**SET TASK:**
Copy each line of the material below that includes the string "have".

#### SUPPLIED MATERIAL ####

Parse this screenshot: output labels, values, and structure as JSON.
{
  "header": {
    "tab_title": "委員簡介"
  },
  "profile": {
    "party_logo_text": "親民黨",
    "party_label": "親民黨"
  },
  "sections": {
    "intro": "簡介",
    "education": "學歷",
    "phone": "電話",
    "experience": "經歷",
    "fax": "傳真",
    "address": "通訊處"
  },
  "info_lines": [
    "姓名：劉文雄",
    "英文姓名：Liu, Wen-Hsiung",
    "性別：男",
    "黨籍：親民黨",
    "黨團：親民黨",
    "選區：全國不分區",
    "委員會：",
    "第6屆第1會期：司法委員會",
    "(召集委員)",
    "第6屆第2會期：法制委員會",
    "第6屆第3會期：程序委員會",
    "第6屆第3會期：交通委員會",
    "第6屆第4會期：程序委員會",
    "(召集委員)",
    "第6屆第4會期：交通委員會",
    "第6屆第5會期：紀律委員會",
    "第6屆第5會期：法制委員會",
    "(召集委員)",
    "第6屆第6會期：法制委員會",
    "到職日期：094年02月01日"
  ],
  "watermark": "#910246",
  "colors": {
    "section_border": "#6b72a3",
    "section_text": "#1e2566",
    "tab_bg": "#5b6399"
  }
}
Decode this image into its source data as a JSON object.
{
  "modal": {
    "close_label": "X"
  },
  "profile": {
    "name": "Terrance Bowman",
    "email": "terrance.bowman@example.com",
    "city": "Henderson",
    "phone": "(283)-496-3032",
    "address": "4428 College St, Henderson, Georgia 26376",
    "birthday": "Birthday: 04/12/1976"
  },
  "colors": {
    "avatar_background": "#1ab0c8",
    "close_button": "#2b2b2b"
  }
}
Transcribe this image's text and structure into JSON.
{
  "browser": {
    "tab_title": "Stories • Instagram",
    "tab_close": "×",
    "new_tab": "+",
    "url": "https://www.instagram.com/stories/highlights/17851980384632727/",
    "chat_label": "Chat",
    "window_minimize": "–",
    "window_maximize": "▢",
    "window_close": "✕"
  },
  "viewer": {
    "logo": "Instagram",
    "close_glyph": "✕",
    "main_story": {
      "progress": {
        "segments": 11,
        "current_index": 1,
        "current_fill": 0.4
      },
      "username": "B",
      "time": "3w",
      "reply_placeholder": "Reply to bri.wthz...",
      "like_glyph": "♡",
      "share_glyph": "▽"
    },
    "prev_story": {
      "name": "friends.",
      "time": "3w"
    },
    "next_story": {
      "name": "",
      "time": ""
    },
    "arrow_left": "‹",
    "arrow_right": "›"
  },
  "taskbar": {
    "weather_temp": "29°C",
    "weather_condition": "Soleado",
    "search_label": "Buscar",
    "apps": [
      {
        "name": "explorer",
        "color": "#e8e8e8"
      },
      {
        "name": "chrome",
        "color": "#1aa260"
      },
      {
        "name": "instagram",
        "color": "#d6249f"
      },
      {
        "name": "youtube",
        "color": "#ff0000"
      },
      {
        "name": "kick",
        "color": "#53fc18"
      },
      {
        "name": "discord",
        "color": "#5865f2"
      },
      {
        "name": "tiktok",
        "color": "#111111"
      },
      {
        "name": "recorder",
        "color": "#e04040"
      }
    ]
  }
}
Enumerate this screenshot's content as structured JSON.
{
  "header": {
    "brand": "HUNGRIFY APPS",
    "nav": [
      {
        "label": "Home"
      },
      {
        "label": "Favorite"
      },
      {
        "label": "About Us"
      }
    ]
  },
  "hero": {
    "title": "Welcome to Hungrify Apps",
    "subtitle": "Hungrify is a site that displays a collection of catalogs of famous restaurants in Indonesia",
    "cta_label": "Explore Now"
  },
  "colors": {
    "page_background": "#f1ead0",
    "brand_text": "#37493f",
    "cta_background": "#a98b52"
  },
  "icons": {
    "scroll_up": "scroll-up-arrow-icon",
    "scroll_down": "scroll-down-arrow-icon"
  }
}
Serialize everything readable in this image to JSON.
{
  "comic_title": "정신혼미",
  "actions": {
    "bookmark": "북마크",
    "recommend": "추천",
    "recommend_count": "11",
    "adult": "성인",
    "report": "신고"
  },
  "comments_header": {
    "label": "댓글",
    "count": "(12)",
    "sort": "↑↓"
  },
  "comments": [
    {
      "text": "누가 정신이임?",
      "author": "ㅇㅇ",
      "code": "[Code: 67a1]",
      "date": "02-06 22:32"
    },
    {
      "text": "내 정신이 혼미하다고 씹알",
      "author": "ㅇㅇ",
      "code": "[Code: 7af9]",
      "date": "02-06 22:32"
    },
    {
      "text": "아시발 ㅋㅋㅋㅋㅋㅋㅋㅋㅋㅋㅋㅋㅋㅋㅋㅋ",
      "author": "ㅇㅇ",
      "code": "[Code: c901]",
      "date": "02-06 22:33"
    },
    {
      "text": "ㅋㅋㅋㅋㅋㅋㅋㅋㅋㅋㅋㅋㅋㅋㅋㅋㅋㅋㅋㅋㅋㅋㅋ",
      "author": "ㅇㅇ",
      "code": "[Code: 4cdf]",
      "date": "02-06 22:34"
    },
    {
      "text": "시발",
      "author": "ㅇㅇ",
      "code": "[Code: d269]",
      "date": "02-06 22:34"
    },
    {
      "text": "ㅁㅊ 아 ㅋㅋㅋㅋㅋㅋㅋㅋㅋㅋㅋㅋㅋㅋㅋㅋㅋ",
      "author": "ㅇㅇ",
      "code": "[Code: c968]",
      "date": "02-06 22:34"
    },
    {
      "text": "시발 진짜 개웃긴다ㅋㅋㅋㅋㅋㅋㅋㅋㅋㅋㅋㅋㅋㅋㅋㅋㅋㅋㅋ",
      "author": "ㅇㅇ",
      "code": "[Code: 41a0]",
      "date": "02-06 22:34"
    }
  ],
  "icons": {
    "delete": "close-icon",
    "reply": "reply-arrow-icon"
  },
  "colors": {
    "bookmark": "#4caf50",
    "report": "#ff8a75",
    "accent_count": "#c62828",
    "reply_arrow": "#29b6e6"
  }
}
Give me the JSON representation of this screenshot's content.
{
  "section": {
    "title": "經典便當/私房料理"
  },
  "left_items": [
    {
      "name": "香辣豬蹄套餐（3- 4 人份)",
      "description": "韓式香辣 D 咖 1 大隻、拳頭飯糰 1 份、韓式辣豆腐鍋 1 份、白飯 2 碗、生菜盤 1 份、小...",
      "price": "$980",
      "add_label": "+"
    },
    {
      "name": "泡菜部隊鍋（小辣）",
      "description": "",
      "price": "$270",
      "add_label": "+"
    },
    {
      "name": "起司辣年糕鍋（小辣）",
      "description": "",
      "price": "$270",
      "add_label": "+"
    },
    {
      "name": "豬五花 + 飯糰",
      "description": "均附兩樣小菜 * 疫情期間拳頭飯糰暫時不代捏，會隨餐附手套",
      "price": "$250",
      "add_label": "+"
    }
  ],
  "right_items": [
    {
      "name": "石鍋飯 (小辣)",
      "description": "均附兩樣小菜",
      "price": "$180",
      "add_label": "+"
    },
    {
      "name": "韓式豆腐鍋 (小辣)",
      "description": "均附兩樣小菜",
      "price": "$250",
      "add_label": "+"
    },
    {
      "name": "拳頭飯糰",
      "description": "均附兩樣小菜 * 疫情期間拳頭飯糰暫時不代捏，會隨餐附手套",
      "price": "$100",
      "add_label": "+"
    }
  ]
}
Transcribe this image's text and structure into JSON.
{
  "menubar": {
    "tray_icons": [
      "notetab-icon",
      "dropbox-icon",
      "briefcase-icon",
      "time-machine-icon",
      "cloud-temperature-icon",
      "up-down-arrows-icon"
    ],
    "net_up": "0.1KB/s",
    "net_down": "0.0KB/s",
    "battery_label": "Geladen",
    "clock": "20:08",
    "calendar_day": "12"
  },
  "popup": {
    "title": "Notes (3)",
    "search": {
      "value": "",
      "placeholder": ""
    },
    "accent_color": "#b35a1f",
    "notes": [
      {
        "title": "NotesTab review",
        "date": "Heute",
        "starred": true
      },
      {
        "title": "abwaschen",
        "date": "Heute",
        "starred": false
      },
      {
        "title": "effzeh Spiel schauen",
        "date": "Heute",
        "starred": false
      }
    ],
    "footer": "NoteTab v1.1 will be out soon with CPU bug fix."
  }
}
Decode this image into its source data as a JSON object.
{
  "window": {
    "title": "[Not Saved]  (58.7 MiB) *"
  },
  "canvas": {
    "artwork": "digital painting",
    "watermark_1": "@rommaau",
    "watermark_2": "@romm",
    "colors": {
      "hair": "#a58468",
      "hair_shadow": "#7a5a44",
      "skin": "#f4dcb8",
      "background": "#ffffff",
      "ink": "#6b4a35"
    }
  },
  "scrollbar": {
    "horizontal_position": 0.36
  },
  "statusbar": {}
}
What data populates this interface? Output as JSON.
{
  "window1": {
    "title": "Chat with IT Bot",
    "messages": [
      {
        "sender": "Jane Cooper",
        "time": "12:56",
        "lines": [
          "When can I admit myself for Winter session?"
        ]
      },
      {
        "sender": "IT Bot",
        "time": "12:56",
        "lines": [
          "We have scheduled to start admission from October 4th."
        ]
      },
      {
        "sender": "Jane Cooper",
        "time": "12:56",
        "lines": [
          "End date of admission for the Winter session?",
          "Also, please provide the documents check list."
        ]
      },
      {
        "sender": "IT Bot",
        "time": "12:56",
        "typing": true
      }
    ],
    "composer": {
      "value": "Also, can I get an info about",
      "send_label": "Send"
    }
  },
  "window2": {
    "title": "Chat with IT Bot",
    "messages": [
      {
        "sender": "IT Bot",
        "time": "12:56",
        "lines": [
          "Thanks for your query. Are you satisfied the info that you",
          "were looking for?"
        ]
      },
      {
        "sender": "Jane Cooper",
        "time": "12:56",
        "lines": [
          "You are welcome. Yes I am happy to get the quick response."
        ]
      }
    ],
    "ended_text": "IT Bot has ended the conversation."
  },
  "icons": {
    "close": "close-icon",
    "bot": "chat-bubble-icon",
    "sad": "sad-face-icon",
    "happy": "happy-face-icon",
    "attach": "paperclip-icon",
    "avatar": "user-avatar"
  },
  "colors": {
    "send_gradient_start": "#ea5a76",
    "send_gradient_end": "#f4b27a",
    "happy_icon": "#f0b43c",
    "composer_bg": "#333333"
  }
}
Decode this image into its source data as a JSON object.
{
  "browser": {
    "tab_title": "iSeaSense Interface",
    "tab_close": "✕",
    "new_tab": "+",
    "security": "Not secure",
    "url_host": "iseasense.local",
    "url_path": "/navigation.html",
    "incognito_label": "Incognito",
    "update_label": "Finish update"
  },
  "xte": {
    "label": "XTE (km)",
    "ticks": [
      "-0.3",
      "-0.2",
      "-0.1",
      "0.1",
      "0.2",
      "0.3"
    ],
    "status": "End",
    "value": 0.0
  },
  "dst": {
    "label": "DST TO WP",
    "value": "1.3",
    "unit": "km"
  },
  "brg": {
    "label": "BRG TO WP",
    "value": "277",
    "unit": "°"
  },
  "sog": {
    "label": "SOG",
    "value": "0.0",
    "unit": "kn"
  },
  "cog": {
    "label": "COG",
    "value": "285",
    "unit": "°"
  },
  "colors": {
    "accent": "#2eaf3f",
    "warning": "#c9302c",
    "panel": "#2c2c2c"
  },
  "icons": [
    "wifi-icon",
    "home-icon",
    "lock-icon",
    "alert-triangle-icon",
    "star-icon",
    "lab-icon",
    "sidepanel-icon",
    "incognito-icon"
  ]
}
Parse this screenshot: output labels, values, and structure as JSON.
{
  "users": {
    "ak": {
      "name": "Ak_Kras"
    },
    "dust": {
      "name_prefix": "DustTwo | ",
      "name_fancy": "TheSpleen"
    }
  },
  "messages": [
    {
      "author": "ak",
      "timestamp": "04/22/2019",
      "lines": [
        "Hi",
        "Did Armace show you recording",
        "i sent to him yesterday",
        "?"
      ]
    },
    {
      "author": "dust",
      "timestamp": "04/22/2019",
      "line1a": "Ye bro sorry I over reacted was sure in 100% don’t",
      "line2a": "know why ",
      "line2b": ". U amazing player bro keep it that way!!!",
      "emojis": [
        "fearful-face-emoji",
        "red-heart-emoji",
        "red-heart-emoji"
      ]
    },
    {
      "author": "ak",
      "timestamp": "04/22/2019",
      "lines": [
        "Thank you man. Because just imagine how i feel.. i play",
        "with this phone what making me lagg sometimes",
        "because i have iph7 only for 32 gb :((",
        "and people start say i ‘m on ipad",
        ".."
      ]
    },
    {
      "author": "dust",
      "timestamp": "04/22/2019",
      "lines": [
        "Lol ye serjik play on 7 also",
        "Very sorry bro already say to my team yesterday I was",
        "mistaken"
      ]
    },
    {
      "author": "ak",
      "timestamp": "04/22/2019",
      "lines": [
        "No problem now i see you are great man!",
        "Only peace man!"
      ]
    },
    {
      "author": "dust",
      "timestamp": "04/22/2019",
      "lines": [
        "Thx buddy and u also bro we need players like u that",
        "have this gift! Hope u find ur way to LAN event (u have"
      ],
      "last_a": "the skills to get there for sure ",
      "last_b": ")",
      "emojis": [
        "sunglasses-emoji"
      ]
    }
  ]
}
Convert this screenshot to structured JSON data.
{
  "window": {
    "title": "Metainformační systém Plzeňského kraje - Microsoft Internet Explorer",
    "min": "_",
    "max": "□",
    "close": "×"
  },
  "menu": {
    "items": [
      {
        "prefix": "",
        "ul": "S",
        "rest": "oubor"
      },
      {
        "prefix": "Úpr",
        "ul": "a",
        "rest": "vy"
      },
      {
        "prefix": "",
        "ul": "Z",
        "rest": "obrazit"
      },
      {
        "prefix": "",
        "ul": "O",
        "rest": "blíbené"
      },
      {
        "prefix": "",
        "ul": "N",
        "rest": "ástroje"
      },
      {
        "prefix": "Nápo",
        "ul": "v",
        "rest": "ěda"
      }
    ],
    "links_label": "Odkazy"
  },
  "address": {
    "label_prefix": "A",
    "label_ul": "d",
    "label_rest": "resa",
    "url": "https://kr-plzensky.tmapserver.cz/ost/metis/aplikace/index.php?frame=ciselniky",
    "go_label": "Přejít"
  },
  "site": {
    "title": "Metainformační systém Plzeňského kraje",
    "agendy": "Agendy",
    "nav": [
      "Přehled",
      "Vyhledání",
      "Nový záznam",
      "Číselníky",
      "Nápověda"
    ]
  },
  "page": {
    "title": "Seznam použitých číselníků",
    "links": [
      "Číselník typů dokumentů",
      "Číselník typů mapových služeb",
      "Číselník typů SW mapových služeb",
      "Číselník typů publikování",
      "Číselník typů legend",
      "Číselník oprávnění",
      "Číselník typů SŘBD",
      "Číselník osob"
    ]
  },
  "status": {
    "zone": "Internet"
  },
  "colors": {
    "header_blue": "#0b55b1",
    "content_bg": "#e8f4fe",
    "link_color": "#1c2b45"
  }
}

####

**SOLUTION FOR THIS PROBLEM:**
          "We have scheduled to start admission from October 4th."
        "because i have iph7 only for 32 gb :((",
        "have this gift! Hope u find ur way to LAN event (u have"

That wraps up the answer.